[Objective]:
Reproduce exactly the lines beginning with the line that contains "OCR this image." and ending at the final line of the material below.
***** Information given
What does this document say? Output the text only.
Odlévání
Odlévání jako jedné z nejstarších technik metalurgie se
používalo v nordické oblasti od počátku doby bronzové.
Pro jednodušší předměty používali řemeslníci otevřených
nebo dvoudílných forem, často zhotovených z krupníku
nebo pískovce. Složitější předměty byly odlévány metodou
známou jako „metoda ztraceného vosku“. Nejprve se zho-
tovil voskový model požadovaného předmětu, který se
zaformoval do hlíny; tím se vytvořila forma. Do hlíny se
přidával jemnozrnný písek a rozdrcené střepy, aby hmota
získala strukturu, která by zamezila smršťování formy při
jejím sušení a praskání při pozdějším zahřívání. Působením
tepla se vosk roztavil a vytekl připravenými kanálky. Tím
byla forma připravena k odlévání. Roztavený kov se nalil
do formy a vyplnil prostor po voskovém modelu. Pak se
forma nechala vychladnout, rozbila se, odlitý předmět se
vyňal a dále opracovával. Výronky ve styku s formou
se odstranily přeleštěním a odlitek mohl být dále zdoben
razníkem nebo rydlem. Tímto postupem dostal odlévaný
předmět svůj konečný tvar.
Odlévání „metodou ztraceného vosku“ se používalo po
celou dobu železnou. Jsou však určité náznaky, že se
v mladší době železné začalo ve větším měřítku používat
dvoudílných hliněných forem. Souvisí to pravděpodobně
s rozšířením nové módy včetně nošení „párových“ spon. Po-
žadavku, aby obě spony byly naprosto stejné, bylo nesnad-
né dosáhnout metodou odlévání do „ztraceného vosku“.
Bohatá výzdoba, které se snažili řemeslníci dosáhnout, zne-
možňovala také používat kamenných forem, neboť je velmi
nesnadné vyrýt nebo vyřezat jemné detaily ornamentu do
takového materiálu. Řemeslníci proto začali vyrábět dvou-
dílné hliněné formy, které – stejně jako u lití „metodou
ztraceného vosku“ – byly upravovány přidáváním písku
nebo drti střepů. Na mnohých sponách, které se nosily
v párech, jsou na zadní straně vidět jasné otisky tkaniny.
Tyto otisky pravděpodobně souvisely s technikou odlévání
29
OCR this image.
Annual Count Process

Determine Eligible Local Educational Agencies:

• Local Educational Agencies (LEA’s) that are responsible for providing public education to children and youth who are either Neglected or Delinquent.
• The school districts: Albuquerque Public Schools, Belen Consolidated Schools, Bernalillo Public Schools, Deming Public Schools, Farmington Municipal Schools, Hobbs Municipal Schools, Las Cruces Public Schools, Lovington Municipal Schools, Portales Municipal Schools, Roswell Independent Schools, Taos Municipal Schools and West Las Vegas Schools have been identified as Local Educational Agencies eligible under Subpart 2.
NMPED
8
**********
[The result]:
OCR this image.
Annual Count Process

Determine Eligible Local Educational Agencies:

• Local Educational Agencies (LEA’s) that are responsible for providing public education to children and youth who are either Neglected or Delinquent.
• The school districts: Albuquerque Public Schools, Belen Consolidated Schools, Bernalillo Public Schools, Deming Public Schools, Farmington Municipal Schools, Hobbs Municipal Schools, Las Cruces Public Schools, Lovington Municipal Schools, Portales Municipal Schools, Roswell Independent Schools, Taos Municipal Schools and West Las Vegas Schools have been identified as Local Educational Agencies eligible under Subpart 2.
NMPED
8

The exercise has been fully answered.